— START TASK DATA —

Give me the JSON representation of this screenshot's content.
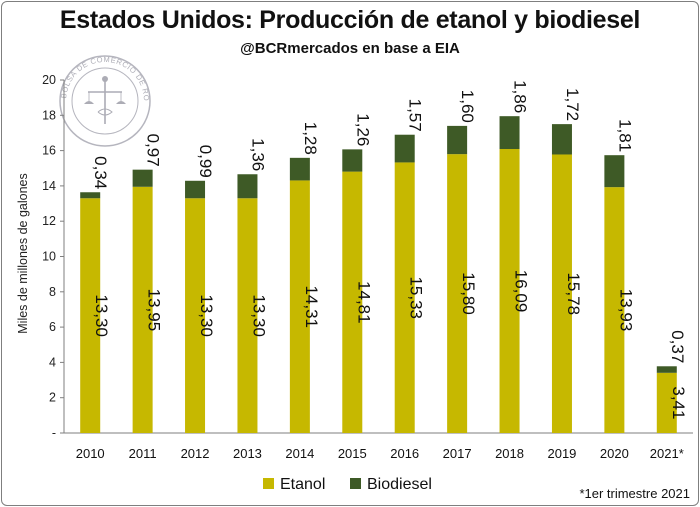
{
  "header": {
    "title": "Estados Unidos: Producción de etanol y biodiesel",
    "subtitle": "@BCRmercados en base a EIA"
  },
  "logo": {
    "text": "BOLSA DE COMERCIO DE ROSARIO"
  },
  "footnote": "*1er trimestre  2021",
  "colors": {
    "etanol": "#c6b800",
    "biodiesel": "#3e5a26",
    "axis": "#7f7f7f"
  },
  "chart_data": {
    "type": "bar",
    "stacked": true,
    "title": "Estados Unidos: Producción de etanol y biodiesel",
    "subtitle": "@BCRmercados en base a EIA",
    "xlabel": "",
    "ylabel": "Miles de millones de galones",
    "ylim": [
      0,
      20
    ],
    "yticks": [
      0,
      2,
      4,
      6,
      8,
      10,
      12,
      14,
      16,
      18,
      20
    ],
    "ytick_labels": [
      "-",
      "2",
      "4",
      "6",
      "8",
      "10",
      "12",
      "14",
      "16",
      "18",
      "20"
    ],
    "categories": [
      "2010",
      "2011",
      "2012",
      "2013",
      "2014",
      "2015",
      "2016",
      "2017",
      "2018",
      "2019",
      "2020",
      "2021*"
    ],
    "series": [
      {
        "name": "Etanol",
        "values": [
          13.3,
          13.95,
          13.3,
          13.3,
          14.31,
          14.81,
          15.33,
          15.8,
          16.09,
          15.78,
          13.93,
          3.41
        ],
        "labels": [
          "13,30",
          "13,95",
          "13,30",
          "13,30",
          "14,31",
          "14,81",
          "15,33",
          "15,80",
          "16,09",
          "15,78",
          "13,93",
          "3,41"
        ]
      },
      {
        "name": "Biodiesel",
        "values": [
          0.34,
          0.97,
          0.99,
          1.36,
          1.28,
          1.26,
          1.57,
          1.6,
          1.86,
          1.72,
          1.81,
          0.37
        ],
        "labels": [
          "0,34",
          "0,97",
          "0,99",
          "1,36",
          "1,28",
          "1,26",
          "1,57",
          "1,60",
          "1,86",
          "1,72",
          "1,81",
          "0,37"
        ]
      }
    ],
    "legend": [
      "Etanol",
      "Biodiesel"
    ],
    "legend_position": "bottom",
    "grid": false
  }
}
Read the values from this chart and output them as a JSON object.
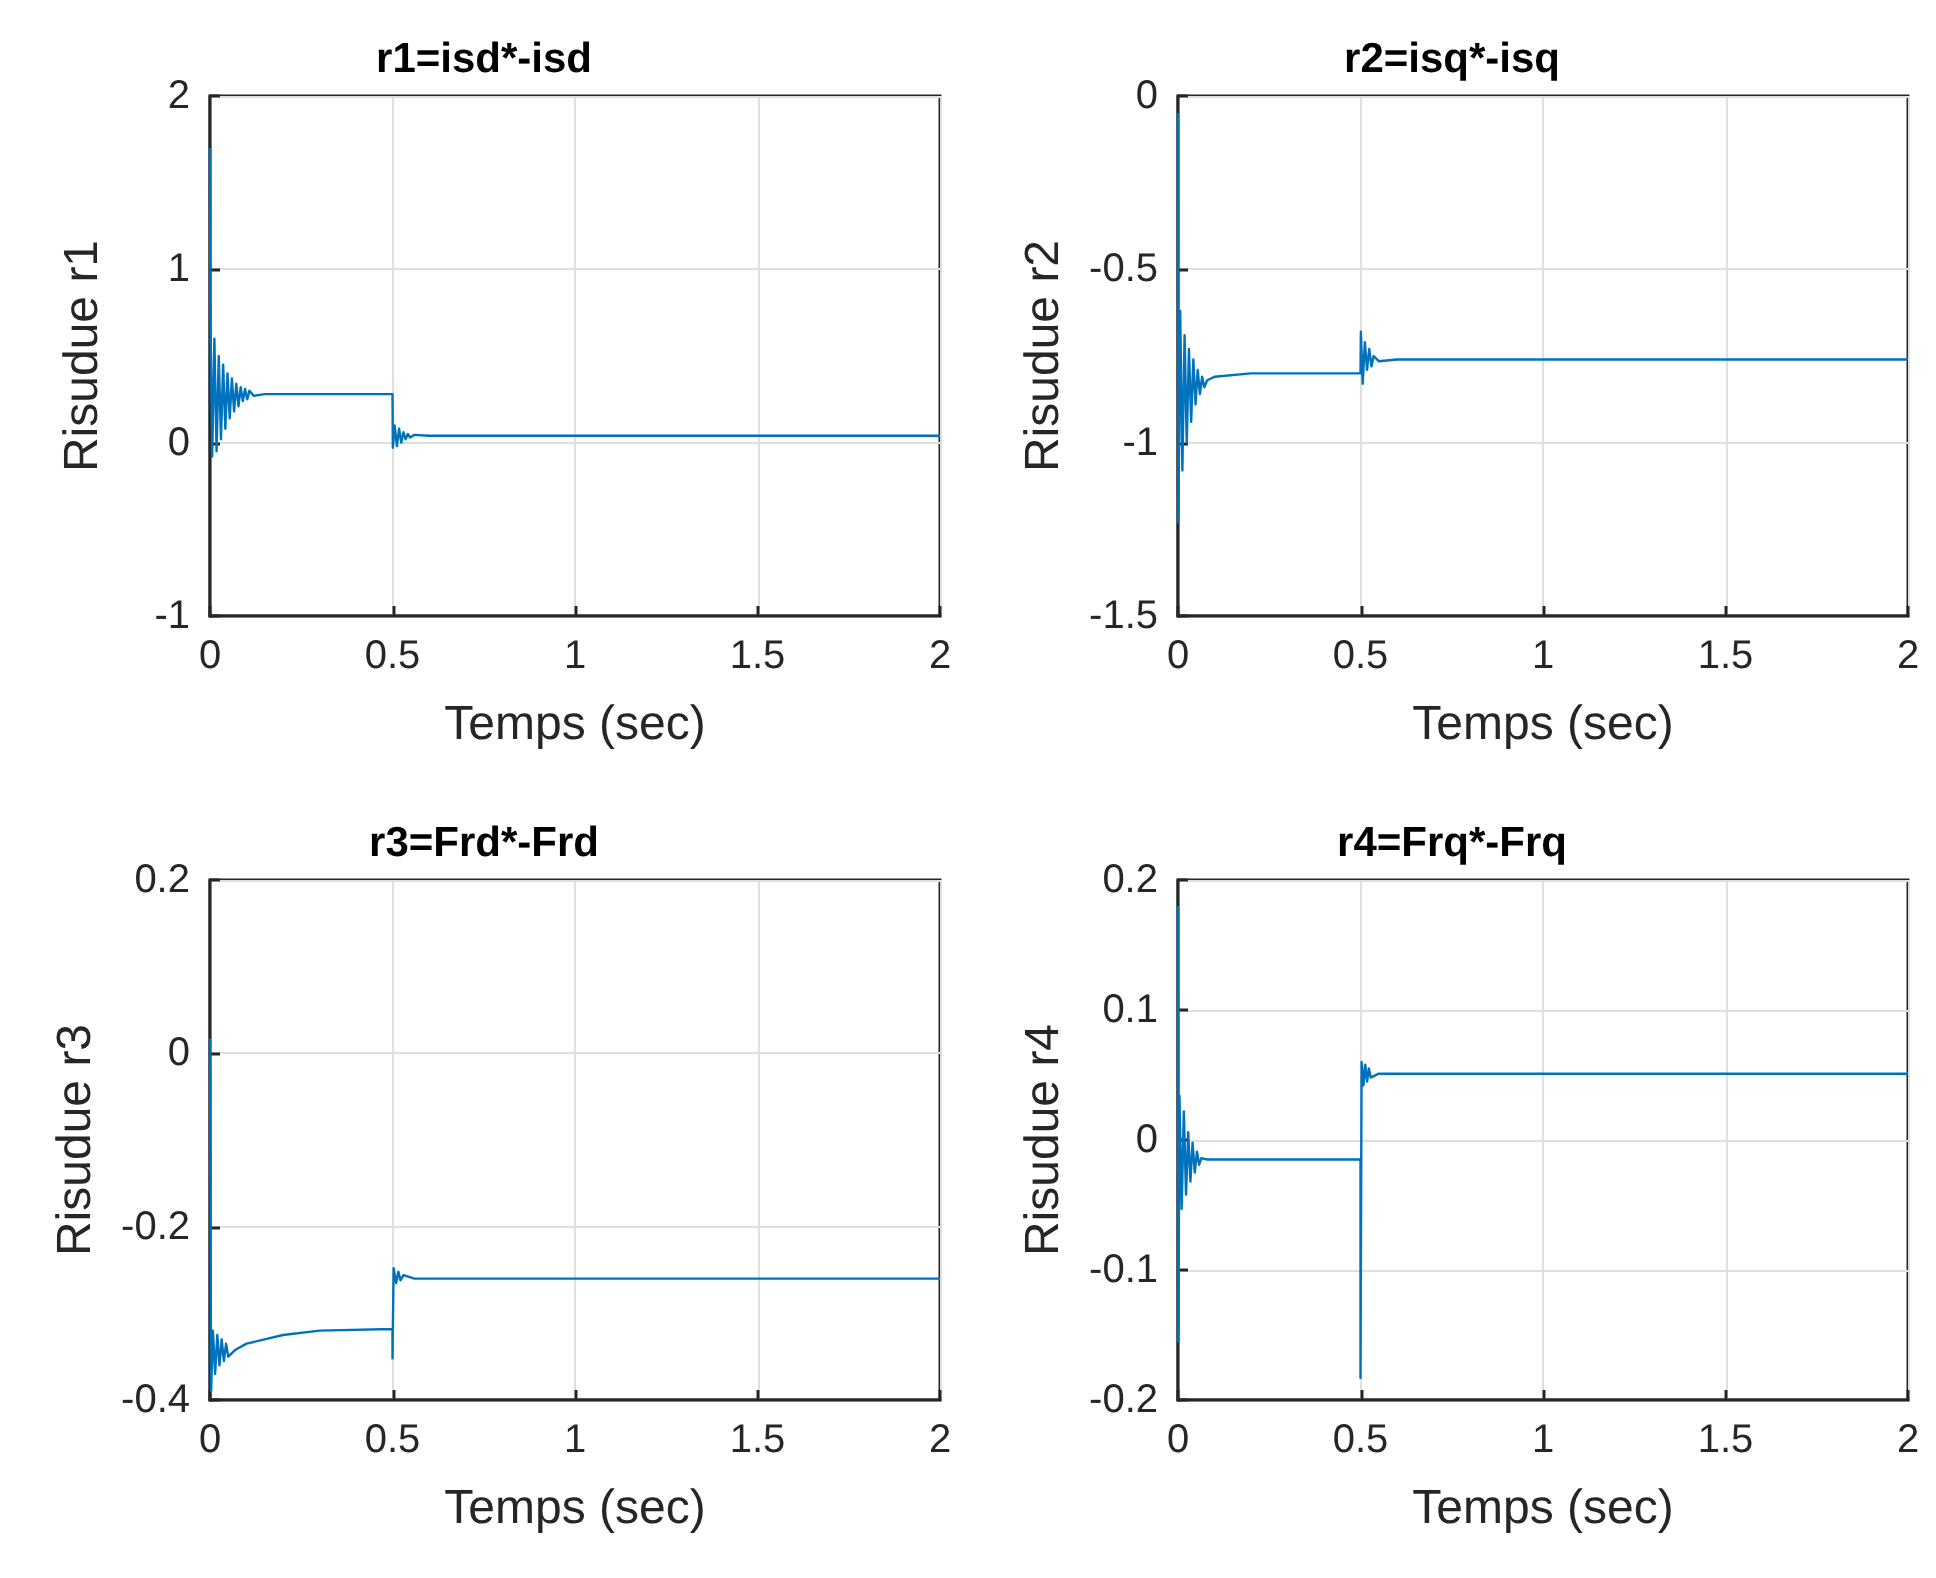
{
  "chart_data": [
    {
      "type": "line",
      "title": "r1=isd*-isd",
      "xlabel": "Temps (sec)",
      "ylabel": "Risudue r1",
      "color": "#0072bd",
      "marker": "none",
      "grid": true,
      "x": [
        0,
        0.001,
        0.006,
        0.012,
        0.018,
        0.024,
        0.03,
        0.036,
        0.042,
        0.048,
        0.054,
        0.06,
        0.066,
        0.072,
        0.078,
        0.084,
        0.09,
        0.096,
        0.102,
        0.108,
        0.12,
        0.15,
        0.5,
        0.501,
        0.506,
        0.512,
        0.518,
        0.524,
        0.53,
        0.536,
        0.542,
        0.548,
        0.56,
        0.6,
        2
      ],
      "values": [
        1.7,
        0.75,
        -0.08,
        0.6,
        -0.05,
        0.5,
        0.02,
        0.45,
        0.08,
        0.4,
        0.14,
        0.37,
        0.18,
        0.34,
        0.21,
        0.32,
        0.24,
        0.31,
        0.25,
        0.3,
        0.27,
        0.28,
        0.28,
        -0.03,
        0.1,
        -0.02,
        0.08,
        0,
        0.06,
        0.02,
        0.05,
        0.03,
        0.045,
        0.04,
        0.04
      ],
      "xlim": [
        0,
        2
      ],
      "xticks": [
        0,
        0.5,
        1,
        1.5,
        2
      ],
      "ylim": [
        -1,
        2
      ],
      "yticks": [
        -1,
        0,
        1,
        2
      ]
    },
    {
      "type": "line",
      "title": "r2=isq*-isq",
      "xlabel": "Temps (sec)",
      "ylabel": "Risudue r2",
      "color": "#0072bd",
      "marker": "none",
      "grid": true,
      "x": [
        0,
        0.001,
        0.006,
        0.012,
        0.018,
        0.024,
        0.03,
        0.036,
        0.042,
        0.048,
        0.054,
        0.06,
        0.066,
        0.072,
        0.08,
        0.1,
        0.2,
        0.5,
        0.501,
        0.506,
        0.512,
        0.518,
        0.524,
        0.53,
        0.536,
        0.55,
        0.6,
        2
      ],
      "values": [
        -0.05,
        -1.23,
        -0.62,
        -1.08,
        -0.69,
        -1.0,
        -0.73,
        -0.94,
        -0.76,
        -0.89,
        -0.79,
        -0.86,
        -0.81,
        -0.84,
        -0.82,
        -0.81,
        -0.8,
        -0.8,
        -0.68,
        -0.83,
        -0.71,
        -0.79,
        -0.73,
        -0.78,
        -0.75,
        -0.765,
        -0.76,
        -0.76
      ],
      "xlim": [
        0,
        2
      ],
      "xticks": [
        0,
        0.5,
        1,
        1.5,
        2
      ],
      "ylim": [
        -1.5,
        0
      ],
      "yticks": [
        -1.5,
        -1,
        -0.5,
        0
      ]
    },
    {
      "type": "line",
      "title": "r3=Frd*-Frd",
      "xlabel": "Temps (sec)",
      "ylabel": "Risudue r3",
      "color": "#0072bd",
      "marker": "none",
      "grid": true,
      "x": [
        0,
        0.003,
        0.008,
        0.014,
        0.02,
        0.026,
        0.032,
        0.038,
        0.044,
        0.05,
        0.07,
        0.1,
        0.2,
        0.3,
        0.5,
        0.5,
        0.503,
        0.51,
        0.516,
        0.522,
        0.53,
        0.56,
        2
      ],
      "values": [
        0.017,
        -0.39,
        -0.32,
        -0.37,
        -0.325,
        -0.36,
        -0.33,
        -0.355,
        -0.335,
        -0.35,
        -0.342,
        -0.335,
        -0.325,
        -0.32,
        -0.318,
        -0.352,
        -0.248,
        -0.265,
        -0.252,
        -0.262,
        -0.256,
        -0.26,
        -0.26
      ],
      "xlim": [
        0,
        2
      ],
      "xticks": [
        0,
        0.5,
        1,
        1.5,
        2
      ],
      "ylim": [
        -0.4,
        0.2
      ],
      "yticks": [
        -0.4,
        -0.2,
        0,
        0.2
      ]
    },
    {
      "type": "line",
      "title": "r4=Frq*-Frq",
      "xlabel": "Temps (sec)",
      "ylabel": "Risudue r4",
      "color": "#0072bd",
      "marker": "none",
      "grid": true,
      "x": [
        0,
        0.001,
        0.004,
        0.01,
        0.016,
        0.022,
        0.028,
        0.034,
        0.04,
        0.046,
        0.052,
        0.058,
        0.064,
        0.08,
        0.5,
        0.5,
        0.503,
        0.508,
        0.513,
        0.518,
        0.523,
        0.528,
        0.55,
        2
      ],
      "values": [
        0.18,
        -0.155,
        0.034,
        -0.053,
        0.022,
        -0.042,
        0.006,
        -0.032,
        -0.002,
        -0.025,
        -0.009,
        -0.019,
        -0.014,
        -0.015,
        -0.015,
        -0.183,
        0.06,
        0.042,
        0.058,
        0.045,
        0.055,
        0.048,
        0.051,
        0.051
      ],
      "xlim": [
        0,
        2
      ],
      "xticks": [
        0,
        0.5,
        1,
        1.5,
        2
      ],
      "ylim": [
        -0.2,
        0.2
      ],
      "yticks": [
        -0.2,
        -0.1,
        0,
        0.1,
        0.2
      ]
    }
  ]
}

— END TASK DATA —
— START TASK DATA —

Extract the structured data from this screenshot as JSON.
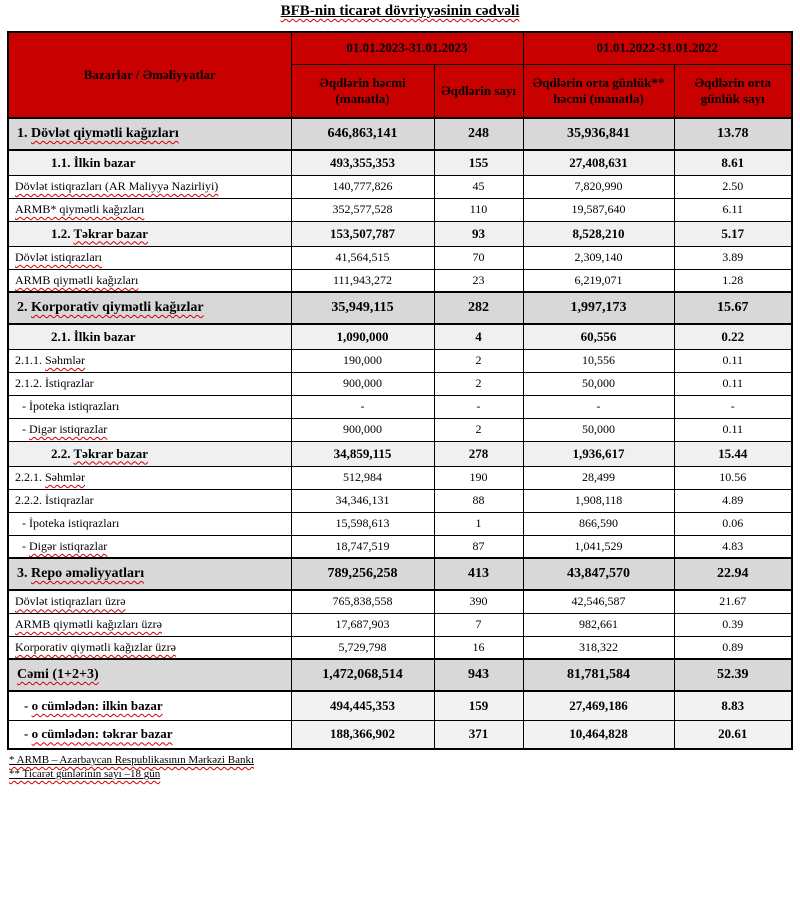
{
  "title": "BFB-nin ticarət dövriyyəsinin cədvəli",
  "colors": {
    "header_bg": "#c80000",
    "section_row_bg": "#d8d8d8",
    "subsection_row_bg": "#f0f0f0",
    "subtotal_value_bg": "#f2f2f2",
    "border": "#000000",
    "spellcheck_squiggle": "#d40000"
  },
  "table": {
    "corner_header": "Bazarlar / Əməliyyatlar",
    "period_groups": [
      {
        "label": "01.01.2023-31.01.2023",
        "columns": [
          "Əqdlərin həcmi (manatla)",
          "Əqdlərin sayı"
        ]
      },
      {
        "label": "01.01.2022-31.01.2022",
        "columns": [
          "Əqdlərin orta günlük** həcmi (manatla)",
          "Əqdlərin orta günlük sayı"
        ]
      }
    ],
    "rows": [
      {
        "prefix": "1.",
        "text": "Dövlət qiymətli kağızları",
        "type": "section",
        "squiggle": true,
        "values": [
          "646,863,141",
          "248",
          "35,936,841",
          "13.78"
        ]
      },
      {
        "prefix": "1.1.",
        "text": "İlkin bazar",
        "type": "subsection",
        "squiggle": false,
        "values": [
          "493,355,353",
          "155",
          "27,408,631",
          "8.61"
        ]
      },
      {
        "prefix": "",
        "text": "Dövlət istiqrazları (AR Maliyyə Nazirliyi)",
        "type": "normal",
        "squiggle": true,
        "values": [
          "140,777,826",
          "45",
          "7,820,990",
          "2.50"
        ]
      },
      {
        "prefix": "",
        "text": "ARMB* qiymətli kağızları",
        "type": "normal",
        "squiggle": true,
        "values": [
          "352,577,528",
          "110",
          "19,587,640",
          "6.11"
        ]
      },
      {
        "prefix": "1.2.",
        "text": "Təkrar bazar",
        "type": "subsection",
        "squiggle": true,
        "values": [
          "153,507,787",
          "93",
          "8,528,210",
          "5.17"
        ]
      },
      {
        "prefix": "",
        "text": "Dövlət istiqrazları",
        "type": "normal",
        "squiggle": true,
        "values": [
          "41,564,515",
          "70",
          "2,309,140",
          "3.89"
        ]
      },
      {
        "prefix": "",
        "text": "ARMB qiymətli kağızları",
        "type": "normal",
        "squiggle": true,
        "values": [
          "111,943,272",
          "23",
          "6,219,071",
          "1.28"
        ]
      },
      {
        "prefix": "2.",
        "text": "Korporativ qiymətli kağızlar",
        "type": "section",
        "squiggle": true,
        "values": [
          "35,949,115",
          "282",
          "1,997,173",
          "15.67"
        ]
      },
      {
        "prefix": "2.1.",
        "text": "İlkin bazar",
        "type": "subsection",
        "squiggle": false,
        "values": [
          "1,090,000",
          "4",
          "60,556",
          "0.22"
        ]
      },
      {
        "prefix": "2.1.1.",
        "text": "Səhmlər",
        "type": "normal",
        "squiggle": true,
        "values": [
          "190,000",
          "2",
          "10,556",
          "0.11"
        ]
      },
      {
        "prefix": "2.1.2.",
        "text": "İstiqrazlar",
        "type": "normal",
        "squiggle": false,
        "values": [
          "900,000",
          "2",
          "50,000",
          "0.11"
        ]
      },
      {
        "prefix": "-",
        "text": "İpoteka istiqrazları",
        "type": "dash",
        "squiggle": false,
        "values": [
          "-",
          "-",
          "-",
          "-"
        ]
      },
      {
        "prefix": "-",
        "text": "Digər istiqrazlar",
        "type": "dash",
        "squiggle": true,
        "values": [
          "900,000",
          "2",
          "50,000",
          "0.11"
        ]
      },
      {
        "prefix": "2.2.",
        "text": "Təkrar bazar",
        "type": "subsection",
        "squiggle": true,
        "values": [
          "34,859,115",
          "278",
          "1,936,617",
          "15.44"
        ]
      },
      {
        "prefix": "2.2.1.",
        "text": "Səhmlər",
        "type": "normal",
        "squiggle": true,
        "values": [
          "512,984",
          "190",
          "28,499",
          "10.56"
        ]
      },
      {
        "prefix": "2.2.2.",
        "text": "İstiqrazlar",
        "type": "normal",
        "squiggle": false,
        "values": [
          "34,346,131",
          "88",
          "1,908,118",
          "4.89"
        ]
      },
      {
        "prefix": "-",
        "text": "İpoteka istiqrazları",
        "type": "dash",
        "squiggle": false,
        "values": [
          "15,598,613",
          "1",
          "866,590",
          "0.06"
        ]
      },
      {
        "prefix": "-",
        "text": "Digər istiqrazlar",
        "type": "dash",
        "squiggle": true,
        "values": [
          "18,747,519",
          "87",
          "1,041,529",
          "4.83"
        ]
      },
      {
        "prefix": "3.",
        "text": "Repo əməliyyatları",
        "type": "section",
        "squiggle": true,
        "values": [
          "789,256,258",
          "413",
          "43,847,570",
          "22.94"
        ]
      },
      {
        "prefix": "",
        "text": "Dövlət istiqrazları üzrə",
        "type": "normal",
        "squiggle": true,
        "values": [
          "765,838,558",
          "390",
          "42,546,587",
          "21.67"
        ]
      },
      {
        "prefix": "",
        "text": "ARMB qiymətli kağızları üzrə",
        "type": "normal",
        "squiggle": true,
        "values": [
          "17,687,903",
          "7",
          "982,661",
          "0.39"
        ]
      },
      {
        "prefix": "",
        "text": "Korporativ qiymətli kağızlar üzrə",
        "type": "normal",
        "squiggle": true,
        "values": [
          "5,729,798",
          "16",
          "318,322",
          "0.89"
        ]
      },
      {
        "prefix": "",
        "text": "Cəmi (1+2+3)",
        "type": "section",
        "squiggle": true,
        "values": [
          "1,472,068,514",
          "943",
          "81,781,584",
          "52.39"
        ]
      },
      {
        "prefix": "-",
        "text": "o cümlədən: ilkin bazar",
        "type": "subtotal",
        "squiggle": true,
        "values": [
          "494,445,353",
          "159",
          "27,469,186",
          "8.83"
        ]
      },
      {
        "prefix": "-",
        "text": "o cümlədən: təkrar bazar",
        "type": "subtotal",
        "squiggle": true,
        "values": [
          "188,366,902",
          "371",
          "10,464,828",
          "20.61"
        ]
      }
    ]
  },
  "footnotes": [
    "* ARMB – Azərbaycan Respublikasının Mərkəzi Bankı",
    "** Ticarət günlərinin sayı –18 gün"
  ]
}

— END TASK DATA —

» INSTRUCTIONS TO FOLLOW
Only the number is wanted: how many lines contain the string "sayı"?

» WRITTEN ANSWER
3